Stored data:
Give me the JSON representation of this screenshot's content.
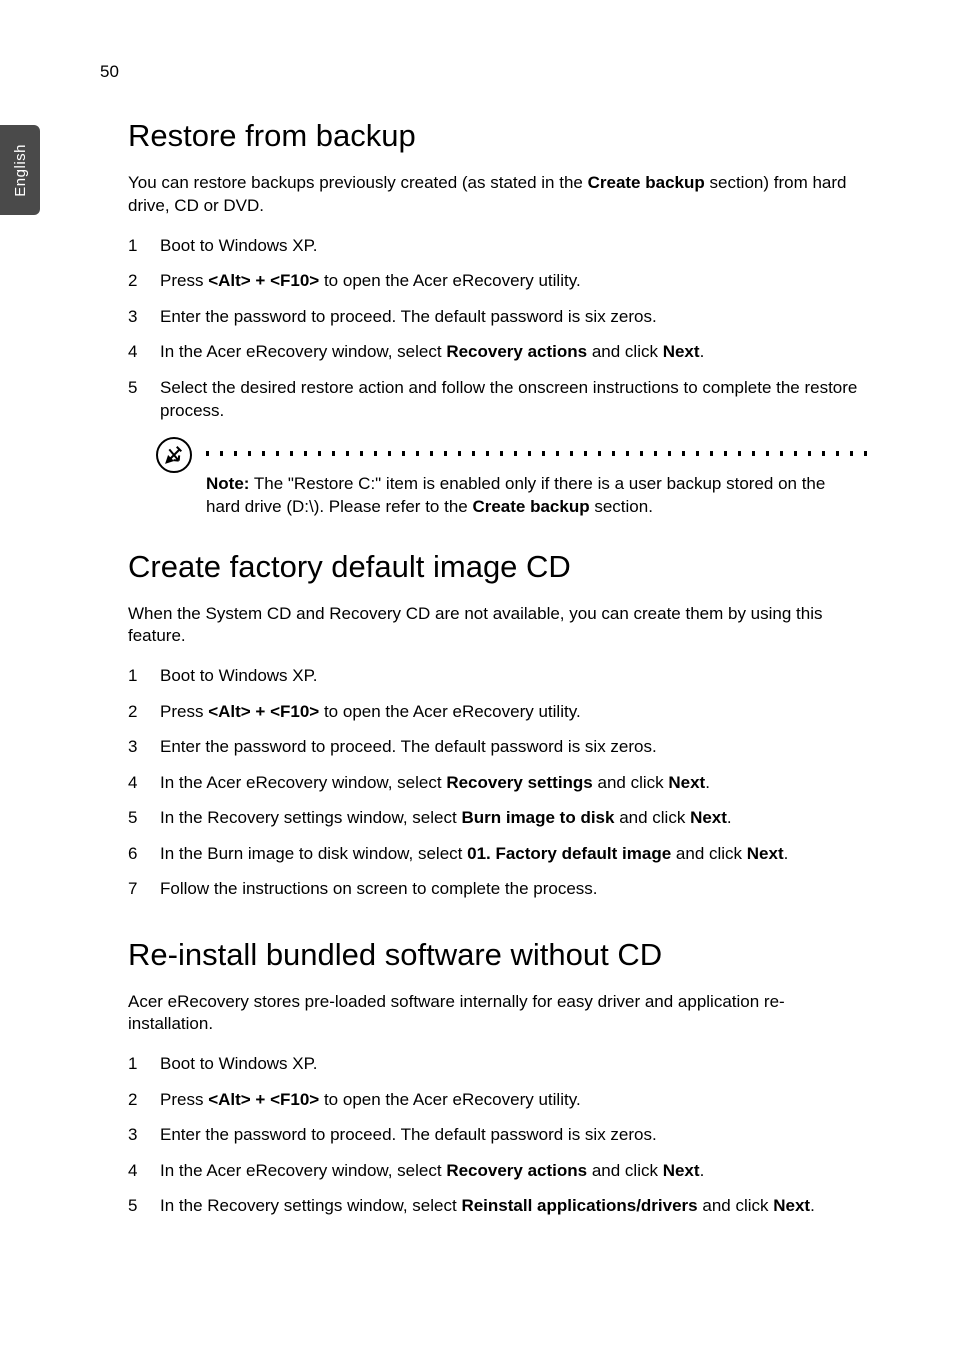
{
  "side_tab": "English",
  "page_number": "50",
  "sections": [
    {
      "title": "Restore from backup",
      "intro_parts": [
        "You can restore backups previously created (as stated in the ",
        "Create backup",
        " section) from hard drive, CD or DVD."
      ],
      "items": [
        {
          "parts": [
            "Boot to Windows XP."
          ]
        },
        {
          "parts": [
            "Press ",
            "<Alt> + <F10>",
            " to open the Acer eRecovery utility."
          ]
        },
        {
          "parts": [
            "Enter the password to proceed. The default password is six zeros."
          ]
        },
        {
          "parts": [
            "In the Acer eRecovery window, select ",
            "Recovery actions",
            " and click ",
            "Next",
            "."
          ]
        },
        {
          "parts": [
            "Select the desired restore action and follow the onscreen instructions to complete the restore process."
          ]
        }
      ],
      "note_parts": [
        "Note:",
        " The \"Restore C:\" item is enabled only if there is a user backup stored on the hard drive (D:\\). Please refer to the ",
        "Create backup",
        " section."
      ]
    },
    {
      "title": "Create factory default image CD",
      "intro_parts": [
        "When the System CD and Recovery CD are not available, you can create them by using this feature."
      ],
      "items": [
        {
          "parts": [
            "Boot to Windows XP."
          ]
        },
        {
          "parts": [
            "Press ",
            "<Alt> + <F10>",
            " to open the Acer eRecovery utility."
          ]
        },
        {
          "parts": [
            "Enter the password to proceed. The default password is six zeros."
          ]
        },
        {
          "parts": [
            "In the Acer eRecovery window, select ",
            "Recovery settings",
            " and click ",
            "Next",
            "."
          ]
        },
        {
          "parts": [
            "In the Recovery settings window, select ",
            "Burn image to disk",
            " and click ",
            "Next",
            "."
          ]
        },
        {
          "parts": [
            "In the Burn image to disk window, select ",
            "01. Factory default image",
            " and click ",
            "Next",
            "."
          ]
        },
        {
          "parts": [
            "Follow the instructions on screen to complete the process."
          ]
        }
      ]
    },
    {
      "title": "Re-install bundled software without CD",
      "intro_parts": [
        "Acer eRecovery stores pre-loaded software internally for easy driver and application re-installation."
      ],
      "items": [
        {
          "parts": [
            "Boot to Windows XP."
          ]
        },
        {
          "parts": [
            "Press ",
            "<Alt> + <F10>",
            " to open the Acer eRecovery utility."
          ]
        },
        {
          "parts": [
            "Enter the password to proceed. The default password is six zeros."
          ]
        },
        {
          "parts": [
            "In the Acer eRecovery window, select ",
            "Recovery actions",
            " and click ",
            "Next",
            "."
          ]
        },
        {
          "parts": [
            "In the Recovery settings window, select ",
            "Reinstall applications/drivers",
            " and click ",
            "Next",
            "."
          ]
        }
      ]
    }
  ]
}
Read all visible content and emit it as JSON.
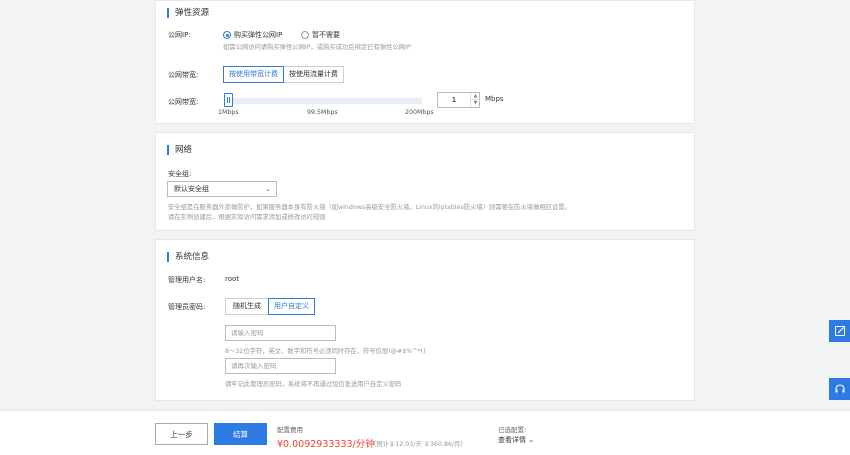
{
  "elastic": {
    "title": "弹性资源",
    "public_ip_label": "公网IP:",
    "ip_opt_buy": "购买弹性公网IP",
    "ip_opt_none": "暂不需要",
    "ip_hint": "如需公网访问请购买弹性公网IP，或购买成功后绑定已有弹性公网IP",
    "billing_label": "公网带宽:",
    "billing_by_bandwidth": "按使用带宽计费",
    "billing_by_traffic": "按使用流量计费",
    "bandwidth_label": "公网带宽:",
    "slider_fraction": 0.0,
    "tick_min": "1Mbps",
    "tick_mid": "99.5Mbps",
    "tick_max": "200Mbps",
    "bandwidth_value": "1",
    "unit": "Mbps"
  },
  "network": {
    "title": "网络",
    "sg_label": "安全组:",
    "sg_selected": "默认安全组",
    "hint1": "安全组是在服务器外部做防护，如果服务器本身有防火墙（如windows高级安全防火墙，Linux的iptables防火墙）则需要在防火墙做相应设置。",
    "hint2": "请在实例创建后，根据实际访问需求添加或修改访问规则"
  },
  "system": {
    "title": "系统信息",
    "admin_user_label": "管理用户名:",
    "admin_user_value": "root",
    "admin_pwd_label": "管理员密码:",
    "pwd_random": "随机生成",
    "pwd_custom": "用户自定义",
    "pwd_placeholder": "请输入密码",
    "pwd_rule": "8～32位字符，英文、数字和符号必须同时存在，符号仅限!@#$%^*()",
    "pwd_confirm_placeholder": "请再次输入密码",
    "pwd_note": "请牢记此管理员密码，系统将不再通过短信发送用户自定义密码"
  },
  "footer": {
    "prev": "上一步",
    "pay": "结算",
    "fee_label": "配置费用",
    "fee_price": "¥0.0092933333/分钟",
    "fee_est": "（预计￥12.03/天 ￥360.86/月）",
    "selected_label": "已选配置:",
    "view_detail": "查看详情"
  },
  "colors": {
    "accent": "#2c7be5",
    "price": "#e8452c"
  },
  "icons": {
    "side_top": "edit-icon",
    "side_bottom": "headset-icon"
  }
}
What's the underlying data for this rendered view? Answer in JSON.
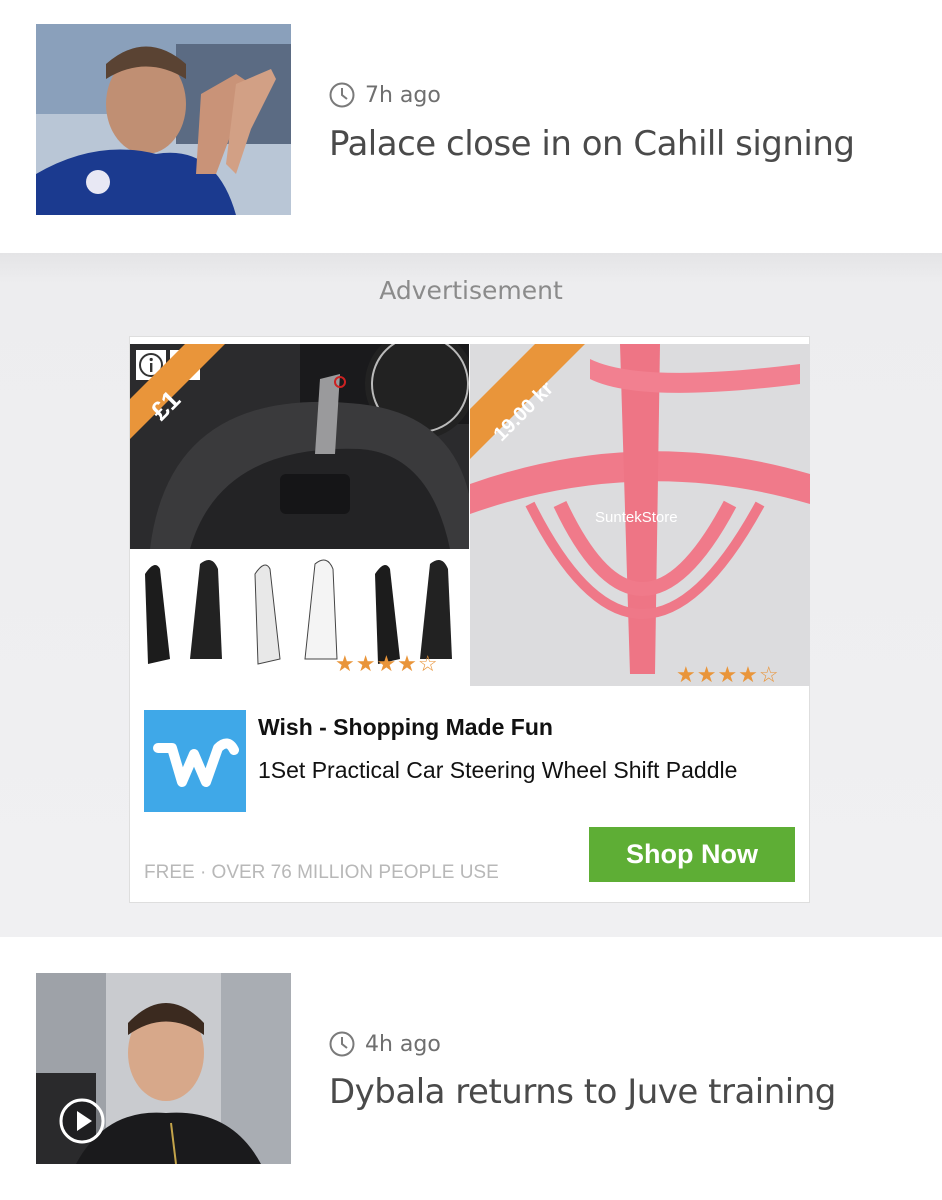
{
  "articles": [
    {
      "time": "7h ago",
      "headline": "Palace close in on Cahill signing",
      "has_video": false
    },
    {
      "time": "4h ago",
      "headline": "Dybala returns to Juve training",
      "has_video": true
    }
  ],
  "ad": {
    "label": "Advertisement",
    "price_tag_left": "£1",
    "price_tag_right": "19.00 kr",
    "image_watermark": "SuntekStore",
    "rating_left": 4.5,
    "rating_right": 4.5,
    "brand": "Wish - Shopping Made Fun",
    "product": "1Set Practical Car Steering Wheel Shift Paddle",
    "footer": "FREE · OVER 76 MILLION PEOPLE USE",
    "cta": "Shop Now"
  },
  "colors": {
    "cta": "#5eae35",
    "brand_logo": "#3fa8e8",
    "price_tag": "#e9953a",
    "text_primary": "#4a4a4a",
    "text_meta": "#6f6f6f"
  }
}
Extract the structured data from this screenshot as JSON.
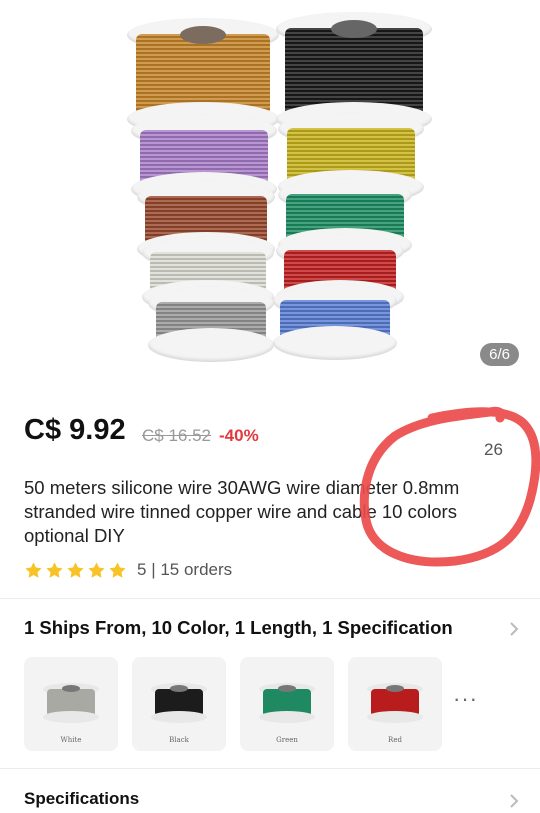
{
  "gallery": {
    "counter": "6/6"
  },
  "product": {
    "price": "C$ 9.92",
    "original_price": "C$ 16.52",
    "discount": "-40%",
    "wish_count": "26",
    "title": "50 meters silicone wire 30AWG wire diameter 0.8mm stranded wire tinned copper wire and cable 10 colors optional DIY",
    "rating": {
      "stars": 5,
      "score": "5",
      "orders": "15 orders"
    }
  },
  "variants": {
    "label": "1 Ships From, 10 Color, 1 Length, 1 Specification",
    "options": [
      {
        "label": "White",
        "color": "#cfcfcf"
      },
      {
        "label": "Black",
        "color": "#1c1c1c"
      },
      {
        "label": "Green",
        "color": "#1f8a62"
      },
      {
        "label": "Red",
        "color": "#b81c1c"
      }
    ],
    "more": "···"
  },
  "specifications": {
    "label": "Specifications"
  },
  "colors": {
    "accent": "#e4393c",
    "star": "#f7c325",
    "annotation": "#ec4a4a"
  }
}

**Task details**
Return, from the data, each line that has the word "content" in it.

**The response**
Give me the JSON representation of this screenshot's content.
Read all visible content and emit it as JSON.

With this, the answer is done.